Reproduce word for word the section of the passage on postwar Bosnia and the Balkans that begins with the words containing "Comparatively, Bosnia exhibits" and ends with "to international sanctions.".

» Given text
START

The United Nations (UN) and United States engaged with Bosnia through negotiations and promptly formulated the The Dayton Agreement, also known as the Dayton Accords, in an effort to cease the ongoing war. However, a notable issue emerged due to the omission of recognition for minority groups in the country’s constitution. This omission subsequently triggered numerous territorial disputes.

The constitution of Bosnia and Herzegovina, as outlined in the Dayton Agreement, essentially entrenched the political power-sharing arrangement among the three main ethnic groups – Bosniaks, Croats, and Serbs – but it did not adequately address the rights and representation of other minority groups, such as Jews, Roma, and various ethnic communities.

Following the dissolution of Yugoslavia, it has been argued that there has been a recurring pattern of intolerance exhibited by Serbians towards other Balkan nations. Since the conflict, Macedonia has offered refuge to individuals displaced from Bosnia and Kosovo. Croatia has acknowledged and accepted responsibility for war crimes committed during the conflict, in contrast to Serbia, which has refrained from admitting its involvement.

Comparatively, Bosnia exhibits a higher degree of stability when compared to Kosovo and Serbia, both of which face persistent border-related challenges. Serbia adamantly refuses to acknowledge Kosovo’s independence, and it has been argued that the government actively encourages its citizens to adopt a similar stance. Serbia’s desire is for Kosovo’s status to be negated and for the territory to be incorporated into Serbia.

Serbia is observed to have engaged in provocative actions, including instances where Serbian police posed as civilians participating in protests against the Kosovo police, contributing to escalated tensions. The country has cultivated positive diplomatic relations with Russia, affording it limited exposure to international sanctions.

END

» Collected data
START

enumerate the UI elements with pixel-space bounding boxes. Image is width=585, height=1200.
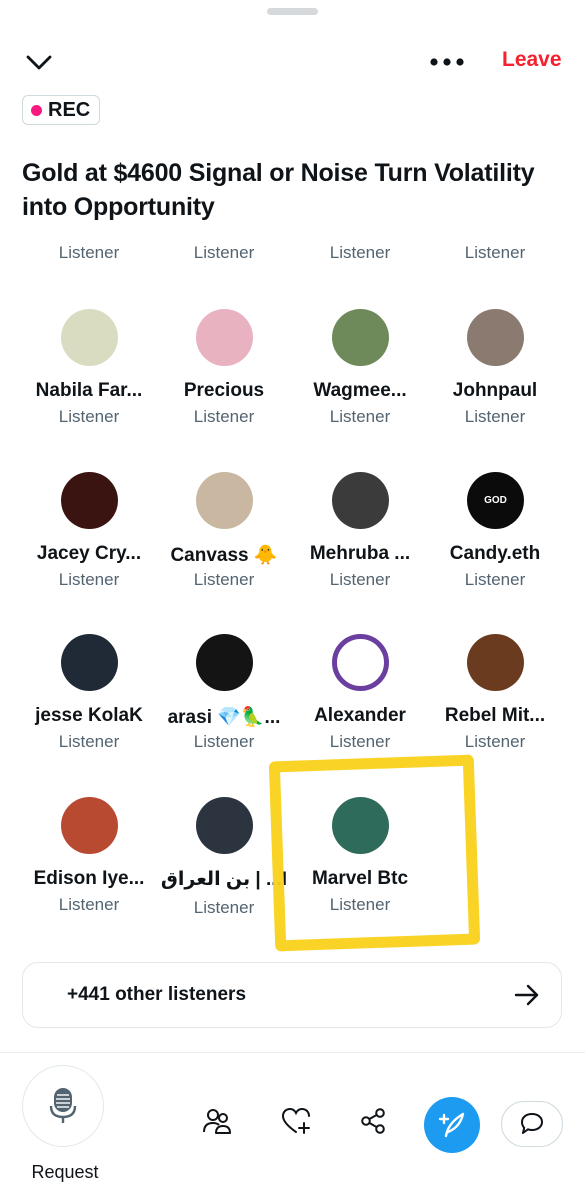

END

» Exercise response
Comparatively, Bosnia exhibits a higher degree of stability when compared to Kosovo and Serbia, both of which face persistent border-related challenges. Serbia adamantly refuses to acknowledge Kosovo’s independence, and it has been argued that the government actively encourages its citizens to adopt a similar stance. Serbia’s desire is for Kosovo’s status to be negated and for the territory to be incorporated into Serbia.

Serbia is observed to have engaged in provocative actions, including instances where Serbian police posed as civilians participating in protests against the Kosovo police, contributing to escalated tensions. The country has cultivated positive diplomatic relations with Russia, affording it limited exposure to international sanctions.